### [Work to be completed]
From the entries below, pull out each line where "recommend" appears.
○ ○ ○ ○
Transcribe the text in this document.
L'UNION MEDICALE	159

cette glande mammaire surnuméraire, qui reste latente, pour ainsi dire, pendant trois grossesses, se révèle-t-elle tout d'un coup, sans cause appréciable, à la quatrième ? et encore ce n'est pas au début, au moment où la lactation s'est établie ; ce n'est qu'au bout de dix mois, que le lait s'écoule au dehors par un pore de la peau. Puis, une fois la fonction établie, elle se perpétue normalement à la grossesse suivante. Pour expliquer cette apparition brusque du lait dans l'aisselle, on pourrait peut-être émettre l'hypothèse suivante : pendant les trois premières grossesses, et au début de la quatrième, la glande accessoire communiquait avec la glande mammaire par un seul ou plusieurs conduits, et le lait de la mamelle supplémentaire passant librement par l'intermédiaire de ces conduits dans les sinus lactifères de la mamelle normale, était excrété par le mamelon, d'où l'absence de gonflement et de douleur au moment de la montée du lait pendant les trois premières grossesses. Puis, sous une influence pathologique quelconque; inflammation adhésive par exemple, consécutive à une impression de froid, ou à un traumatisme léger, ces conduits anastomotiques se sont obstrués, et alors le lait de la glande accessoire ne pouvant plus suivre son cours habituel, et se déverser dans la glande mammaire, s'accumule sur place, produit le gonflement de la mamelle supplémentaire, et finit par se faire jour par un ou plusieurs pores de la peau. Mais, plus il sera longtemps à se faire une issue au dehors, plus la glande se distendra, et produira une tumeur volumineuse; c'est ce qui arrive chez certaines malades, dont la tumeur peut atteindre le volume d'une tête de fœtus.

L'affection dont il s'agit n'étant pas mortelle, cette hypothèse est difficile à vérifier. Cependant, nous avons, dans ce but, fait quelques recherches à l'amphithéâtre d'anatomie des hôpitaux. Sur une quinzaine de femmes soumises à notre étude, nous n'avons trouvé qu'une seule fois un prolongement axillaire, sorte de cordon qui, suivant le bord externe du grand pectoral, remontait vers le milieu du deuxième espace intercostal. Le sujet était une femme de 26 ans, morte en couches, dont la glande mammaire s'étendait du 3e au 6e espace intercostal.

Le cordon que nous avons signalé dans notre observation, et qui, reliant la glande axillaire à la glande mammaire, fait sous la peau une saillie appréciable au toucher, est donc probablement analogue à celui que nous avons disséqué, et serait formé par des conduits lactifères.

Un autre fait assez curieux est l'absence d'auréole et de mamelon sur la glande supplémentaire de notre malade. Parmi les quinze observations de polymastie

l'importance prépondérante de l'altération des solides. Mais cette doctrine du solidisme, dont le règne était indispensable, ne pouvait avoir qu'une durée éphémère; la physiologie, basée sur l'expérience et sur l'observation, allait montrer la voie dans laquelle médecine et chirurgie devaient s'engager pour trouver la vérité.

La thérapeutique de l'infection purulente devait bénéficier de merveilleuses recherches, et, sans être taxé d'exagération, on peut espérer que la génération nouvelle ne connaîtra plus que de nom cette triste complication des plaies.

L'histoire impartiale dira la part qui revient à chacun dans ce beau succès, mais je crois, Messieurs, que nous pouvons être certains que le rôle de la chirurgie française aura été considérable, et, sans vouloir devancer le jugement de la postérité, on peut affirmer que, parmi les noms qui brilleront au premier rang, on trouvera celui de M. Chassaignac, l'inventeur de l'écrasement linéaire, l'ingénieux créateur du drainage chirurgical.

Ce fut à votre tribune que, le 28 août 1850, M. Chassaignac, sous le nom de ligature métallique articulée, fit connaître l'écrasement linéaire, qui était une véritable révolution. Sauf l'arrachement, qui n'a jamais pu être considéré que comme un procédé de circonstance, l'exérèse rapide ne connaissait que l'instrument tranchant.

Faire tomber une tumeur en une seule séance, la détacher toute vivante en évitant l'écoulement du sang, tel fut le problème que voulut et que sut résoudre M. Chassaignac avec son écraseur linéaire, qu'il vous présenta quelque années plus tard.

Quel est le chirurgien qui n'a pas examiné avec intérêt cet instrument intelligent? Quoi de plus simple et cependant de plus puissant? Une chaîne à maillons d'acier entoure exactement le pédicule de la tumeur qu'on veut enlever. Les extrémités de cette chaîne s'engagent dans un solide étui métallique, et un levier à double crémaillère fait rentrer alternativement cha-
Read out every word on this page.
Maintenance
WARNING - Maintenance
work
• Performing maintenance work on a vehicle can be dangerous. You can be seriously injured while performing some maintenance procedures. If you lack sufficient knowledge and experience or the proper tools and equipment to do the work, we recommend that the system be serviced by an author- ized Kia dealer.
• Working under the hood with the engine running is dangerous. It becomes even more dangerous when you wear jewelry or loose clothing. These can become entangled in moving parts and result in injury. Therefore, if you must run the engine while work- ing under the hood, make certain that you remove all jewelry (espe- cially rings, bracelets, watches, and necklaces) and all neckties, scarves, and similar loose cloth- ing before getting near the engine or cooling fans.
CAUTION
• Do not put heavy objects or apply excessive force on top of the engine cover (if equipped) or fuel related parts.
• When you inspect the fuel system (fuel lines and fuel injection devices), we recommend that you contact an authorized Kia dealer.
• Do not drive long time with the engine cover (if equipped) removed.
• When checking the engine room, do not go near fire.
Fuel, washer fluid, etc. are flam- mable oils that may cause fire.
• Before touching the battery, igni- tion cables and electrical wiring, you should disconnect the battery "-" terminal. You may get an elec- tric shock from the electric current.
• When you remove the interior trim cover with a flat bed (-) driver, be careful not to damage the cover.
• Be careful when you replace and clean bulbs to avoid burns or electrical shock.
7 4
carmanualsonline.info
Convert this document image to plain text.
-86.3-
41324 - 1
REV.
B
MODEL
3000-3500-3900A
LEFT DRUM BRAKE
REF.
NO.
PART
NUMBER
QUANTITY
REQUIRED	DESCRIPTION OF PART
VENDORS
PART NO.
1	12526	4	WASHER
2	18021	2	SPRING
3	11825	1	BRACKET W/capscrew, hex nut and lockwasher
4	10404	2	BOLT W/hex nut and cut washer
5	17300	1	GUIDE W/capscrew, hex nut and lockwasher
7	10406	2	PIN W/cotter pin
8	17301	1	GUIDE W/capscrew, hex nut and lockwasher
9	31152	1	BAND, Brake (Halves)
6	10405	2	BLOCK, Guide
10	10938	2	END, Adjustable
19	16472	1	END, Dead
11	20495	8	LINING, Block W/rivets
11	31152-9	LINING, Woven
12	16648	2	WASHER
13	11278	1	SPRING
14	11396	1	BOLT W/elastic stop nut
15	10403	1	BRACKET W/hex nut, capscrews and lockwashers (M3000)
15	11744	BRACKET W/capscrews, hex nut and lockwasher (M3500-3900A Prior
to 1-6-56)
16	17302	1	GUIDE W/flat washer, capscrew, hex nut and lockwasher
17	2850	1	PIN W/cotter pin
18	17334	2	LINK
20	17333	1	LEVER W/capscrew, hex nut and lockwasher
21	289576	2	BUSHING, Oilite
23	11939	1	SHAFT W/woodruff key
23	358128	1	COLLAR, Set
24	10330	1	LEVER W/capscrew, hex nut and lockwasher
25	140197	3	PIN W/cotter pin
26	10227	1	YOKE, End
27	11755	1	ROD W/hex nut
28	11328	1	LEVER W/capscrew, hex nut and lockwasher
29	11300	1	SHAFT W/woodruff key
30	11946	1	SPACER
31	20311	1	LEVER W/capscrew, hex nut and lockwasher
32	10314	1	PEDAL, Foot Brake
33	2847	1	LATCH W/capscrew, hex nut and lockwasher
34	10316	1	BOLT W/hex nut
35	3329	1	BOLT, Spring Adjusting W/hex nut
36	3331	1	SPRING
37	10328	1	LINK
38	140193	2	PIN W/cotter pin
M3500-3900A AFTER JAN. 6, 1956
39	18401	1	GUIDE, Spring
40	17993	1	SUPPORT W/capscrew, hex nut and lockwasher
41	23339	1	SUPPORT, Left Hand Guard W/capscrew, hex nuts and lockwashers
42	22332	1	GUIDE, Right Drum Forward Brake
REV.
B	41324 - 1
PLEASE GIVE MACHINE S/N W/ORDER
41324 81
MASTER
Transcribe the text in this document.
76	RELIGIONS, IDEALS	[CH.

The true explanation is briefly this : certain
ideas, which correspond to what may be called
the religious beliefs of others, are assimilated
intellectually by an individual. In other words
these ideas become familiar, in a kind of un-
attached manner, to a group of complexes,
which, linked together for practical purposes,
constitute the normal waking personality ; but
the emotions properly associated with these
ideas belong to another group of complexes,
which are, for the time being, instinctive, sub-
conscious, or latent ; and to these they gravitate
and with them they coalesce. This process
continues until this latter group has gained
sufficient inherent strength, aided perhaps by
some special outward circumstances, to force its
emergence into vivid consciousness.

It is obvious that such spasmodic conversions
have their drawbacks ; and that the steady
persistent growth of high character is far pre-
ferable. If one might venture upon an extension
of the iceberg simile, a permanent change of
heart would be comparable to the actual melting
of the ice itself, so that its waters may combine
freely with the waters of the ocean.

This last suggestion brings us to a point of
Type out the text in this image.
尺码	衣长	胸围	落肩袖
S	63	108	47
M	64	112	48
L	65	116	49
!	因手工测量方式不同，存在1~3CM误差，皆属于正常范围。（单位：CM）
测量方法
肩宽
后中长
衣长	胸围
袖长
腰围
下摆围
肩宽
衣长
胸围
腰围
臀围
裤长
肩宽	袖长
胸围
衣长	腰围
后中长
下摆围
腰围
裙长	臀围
○ ○ ○ ○
### [Task answer]
• Performing maintenance work on a vehicle can be dangerous. You can be seriously injured while performing some maintenance procedures. If you lack sufficient knowledge and experience or the proper tools and equipment to do the work, we recommend that the system be serviced by an author- ized Kia dealer.
• When you inspect the fuel system (fuel lines and fuel injection devices), we recommend that you contact an authorized Kia dealer.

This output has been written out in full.